▶ [Exercise] Copy out all of the data below line for line, without changing anything. Leave the pictures out of your copy.

▶ [Task material]

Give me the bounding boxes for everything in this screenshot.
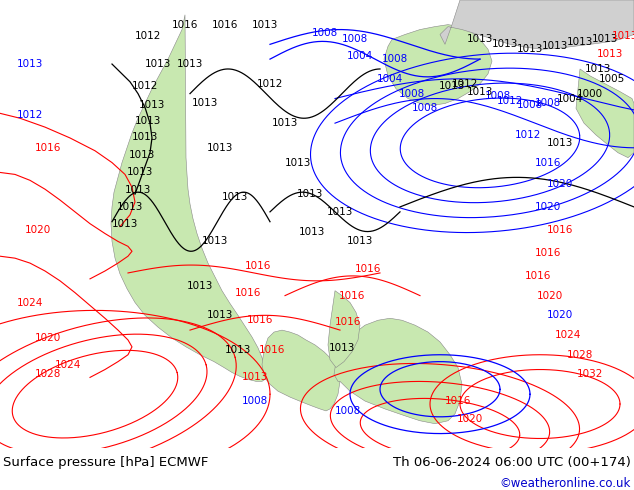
Text: 1020: 1020: [535, 202, 561, 212]
Text: 1016: 1016: [535, 248, 561, 258]
Text: 1012: 1012: [257, 79, 283, 89]
Text: 1020: 1020: [547, 179, 573, 189]
Text: 1008: 1008: [535, 98, 561, 108]
Text: 1013: 1013: [517, 44, 543, 54]
Text: 1028: 1028: [567, 350, 593, 360]
Text: 1013: 1013: [225, 345, 251, 355]
Polygon shape: [334, 318, 462, 424]
Text: 1012: 1012: [515, 130, 541, 140]
Text: 1008: 1008: [517, 100, 543, 110]
Text: 1004: 1004: [347, 51, 373, 61]
Text: 1013: 1013: [347, 236, 373, 246]
Polygon shape: [262, 330, 340, 411]
Text: 1024: 1024: [555, 330, 581, 340]
Text: 1013: 1013: [177, 59, 203, 69]
Text: 1016: 1016: [247, 315, 273, 325]
Text: 1016: 1016: [172, 20, 198, 29]
Text: 1016: 1016: [445, 396, 471, 406]
Text: 1005: 1005: [599, 74, 625, 84]
Polygon shape: [111, 15, 266, 381]
Text: 1008: 1008: [485, 91, 511, 100]
Text: 1016: 1016: [355, 264, 381, 274]
Text: 1013: 1013: [285, 158, 311, 168]
Text: 1013: 1013: [439, 81, 465, 91]
Text: 1012: 1012: [452, 79, 478, 89]
Text: 1013: 1013: [542, 41, 568, 51]
Text: 1013: 1013: [467, 34, 493, 45]
Text: 1013: 1013: [547, 138, 573, 148]
Text: 1008: 1008: [342, 34, 368, 45]
Text: 1013: 1013: [597, 49, 623, 59]
Text: ©weatheronline.co.uk: ©weatheronline.co.uk: [500, 477, 631, 490]
Text: 1008: 1008: [242, 396, 268, 406]
Text: 1013: 1013: [252, 20, 278, 29]
Text: 1028: 1028: [35, 369, 61, 379]
Text: 1016: 1016: [259, 345, 285, 355]
Text: 1013: 1013: [492, 39, 518, 49]
Text: 1004: 1004: [557, 94, 583, 103]
Text: 1016: 1016: [235, 288, 261, 297]
Text: 1016: 1016: [35, 143, 61, 153]
Text: 1000: 1000: [577, 89, 603, 98]
Text: 1013: 1013: [112, 219, 138, 229]
Text: 1016: 1016: [212, 20, 238, 29]
Text: 1004: 1004: [377, 74, 403, 84]
Text: 1016: 1016: [525, 271, 551, 281]
Text: 1020: 1020: [457, 414, 483, 424]
Text: 1013: 1013: [329, 343, 355, 353]
Text: 1016: 1016: [245, 261, 271, 271]
Text: 1020: 1020: [35, 333, 61, 343]
Polygon shape: [576, 69, 634, 158]
Text: 1024: 1024: [55, 360, 81, 369]
Text: Surface pressure [hPa] ECMWF: Surface pressure [hPa] ECMWF: [3, 456, 209, 469]
Text: 1013: 1013: [567, 37, 593, 48]
Text: 1013: 1013: [129, 150, 155, 160]
Text: 1013: 1013: [327, 207, 353, 217]
Text: 1013: 1013: [17, 59, 43, 69]
Text: 1012: 1012: [497, 97, 523, 106]
Text: 1012: 1012: [135, 31, 161, 42]
Text: 1013: 1013: [132, 132, 158, 142]
Text: 1008: 1008: [382, 54, 408, 64]
Text: 1013: 1013: [145, 59, 171, 69]
Polygon shape: [384, 24, 492, 105]
Text: 1024: 1024: [17, 297, 43, 308]
Text: 1013: 1013: [592, 34, 618, 45]
Text: 1013: 1013: [297, 189, 323, 199]
Text: 1013: 1013: [127, 168, 153, 177]
Text: 1013: 1013: [202, 236, 228, 246]
Text: 1032: 1032: [577, 369, 603, 379]
Text: Th 06-06-2024 06:00 UTC (00+174): Th 06-06-2024 06:00 UTC (00+174): [393, 456, 631, 469]
Text: 1020: 1020: [25, 224, 51, 235]
Text: 1008: 1008: [312, 27, 338, 38]
Text: 1013: 1013: [299, 226, 325, 237]
Text: 1013: 1013: [187, 281, 213, 291]
Text: 1013: 1013: [242, 372, 268, 382]
Text: 1013: 1013: [612, 31, 634, 42]
Text: 1013: 1013: [192, 98, 218, 108]
Text: 1013: 1013: [207, 310, 233, 320]
Text: 1013: 1013: [135, 116, 161, 126]
Text: 1008: 1008: [412, 103, 438, 113]
Text: 1013: 1013: [272, 118, 298, 128]
Text: 1012: 1012: [132, 81, 158, 91]
Text: 1016: 1016: [339, 291, 365, 301]
Polygon shape: [440, 0, 634, 49]
Text: 1013: 1013: [222, 192, 248, 202]
Text: 1008: 1008: [335, 406, 361, 416]
Text: 1016: 1016: [547, 224, 573, 235]
Text: 1008: 1008: [399, 89, 425, 98]
Text: 1013: 1013: [207, 143, 233, 153]
Text: 1016: 1016: [535, 158, 561, 168]
Polygon shape: [328, 291, 360, 368]
Text: 1013: 1013: [117, 202, 143, 212]
Text: 1013: 1013: [467, 87, 493, 97]
Text: 1013: 1013: [139, 100, 165, 110]
Text: 1013: 1013: [585, 64, 611, 74]
Text: 1016: 1016: [335, 317, 361, 327]
Text: 1012: 1012: [17, 110, 43, 120]
Text: 1020: 1020: [537, 291, 563, 301]
Text: 1013: 1013: [125, 185, 151, 195]
Text: 1020: 1020: [547, 310, 573, 320]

▶ [Result for this task]
Give me the bounding boxes for everything in this screenshot.
Text: 1020: 1020: [535, 202, 561, 212]
Text: 1016: 1016: [535, 248, 561, 258]
Text: 1012: 1012: [257, 79, 283, 89]
Text: 1020: 1020: [547, 179, 573, 189]
Text: 1008: 1008: [535, 98, 561, 108]
Text: 1013: 1013: [517, 44, 543, 54]
Text: 1028: 1028: [567, 350, 593, 360]
Text: 1013: 1013: [225, 345, 251, 355]
Polygon shape: [334, 318, 462, 424]
Text: 1012: 1012: [515, 130, 541, 140]
Text: 1008: 1008: [517, 100, 543, 110]
Text: 1004: 1004: [347, 51, 373, 61]
Text: 1013: 1013: [347, 236, 373, 246]
Polygon shape: [262, 330, 340, 411]
Text: 1024: 1024: [555, 330, 581, 340]
Text: 1013: 1013: [177, 59, 203, 69]
Text: 1016: 1016: [247, 315, 273, 325]
Text: 1016: 1016: [172, 20, 198, 29]
Text: 1016: 1016: [445, 396, 471, 406]
Text: 1005: 1005: [599, 74, 625, 84]
Polygon shape: [111, 15, 266, 381]
Text: 1008: 1008: [485, 91, 511, 100]
Text: 1016: 1016: [355, 264, 381, 274]
Text: 1013: 1013: [285, 158, 311, 168]
Text: 1013: 1013: [439, 81, 465, 91]
Text: 1012: 1012: [452, 79, 478, 89]
Text: 1013: 1013: [542, 41, 568, 51]
Text: 1013: 1013: [467, 34, 493, 45]
Text: 1013: 1013: [547, 138, 573, 148]
Text: 1008: 1008: [342, 34, 368, 45]
Text: 1013: 1013: [597, 49, 623, 59]
Text: ©weatheronline.co.uk: ©weatheronline.co.uk: [500, 477, 631, 490]
Text: 1008: 1008: [242, 396, 268, 406]
Text: 1013: 1013: [252, 20, 278, 29]
Text: 1028: 1028: [35, 369, 61, 379]
Text: 1016: 1016: [259, 345, 285, 355]
Text: 1013: 1013: [492, 39, 518, 49]
Text: 1004: 1004: [557, 94, 583, 103]
Text: 1016: 1016: [235, 288, 261, 297]
Text: 1016: 1016: [35, 143, 61, 153]
Text: 1000: 1000: [577, 89, 603, 98]
Text: 1013: 1013: [112, 219, 138, 229]
Text: 1016: 1016: [212, 20, 238, 29]
Text: 1004: 1004: [377, 74, 403, 84]
Text: 1016: 1016: [525, 271, 551, 281]
Text: 1020: 1020: [457, 414, 483, 424]
Text: 1013: 1013: [329, 343, 355, 353]
Text: 1016: 1016: [245, 261, 271, 271]
Text: 1020: 1020: [35, 333, 61, 343]
Polygon shape: [576, 69, 634, 158]
Text: 1024: 1024: [55, 360, 81, 369]
Text: Surface pressure [hPa] ECMWF: Surface pressure [hPa] ECMWF: [3, 456, 209, 469]
Text: 1013: 1013: [567, 37, 593, 48]
Text: 1013: 1013: [129, 150, 155, 160]
Text: 1013: 1013: [327, 207, 353, 217]
Text: 1013: 1013: [17, 59, 43, 69]
Text: 1012: 1012: [497, 97, 523, 106]
Text: 1012: 1012: [135, 31, 161, 42]
Text: 1013: 1013: [132, 132, 158, 142]
Text: 1008: 1008: [382, 54, 408, 64]
Text: 1013: 1013: [145, 59, 171, 69]
Polygon shape: [384, 24, 492, 105]
Text: 1024: 1024: [17, 297, 43, 308]
Text: 1013: 1013: [592, 34, 618, 45]
Text: 1013: 1013: [297, 189, 323, 199]
Text: 1013: 1013: [127, 168, 153, 177]
Text: 1013: 1013: [202, 236, 228, 246]
Text: 1032: 1032: [577, 369, 603, 379]
Text: Th 06-06-2024 06:00 UTC (00+174): Th 06-06-2024 06:00 UTC (00+174): [393, 456, 631, 469]
Text: 1020: 1020: [25, 224, 51, 235]
Text: 1008: 1008: [312, 27, 338, 38]
Text: 1013: 1013: [299, 226, 325, 237]
Text: 1013: 1013: [187, 281, 213, 291]
Text: 1013: 1013: [242, 372, 268, 382]
Text: 1013: 1013: [612, 31, 634, 42]
Text: 1013: 1013: [192, 98, 218, 108]
Text: 1013: 1013: [207, 310, 233, 320]
Text: 1013: 1013: [135, 116, 161, 126]
Text: 1008: 1008: [412, 103, 438, 113]
Text: 1013: 1013: [272, 118, 298, 128]
Text: 1012: 1012: [132, 81, 158, 91]
Text: 1016: 1016: [339, 291, 365, 301]
Polygon shape: [440, 0, 634, 49]
Text: 1013: 1013: [222, 192, 248, 202]
Text: 1008: 1008: [335, 406, 361, 416]
Text: 1016: 1016: [547, 224, 573, 235]
Text: 1008: 1008: [399, 89, 425, 98]
Text: 1013: 1013: [207, 143, 233, 153]
Text: 1016: 1016: [535, 158, 561, 168]
Polygon shape: [328, 291, 360, 368]
Text: 1013: 1013: [117, 202, 143, 212]
Text: 1013: 1013: [467, 87, 493, 97]
Text: 1013: 1013: [139, 100, 165, 110]
Text: 1013: 1013: [585, 64, 611, 74]
Text: 1016: 1016: [335, 317, 361, 327]
Text: 1012: 1012: [17, 110, 43, 120]
Text: 1020: 1020: [537, 291, 563, 301]
Text: 1013: 1013: [125, 185, 151, 195]
Text: 1020: 1020: [547, 310, 573, 320]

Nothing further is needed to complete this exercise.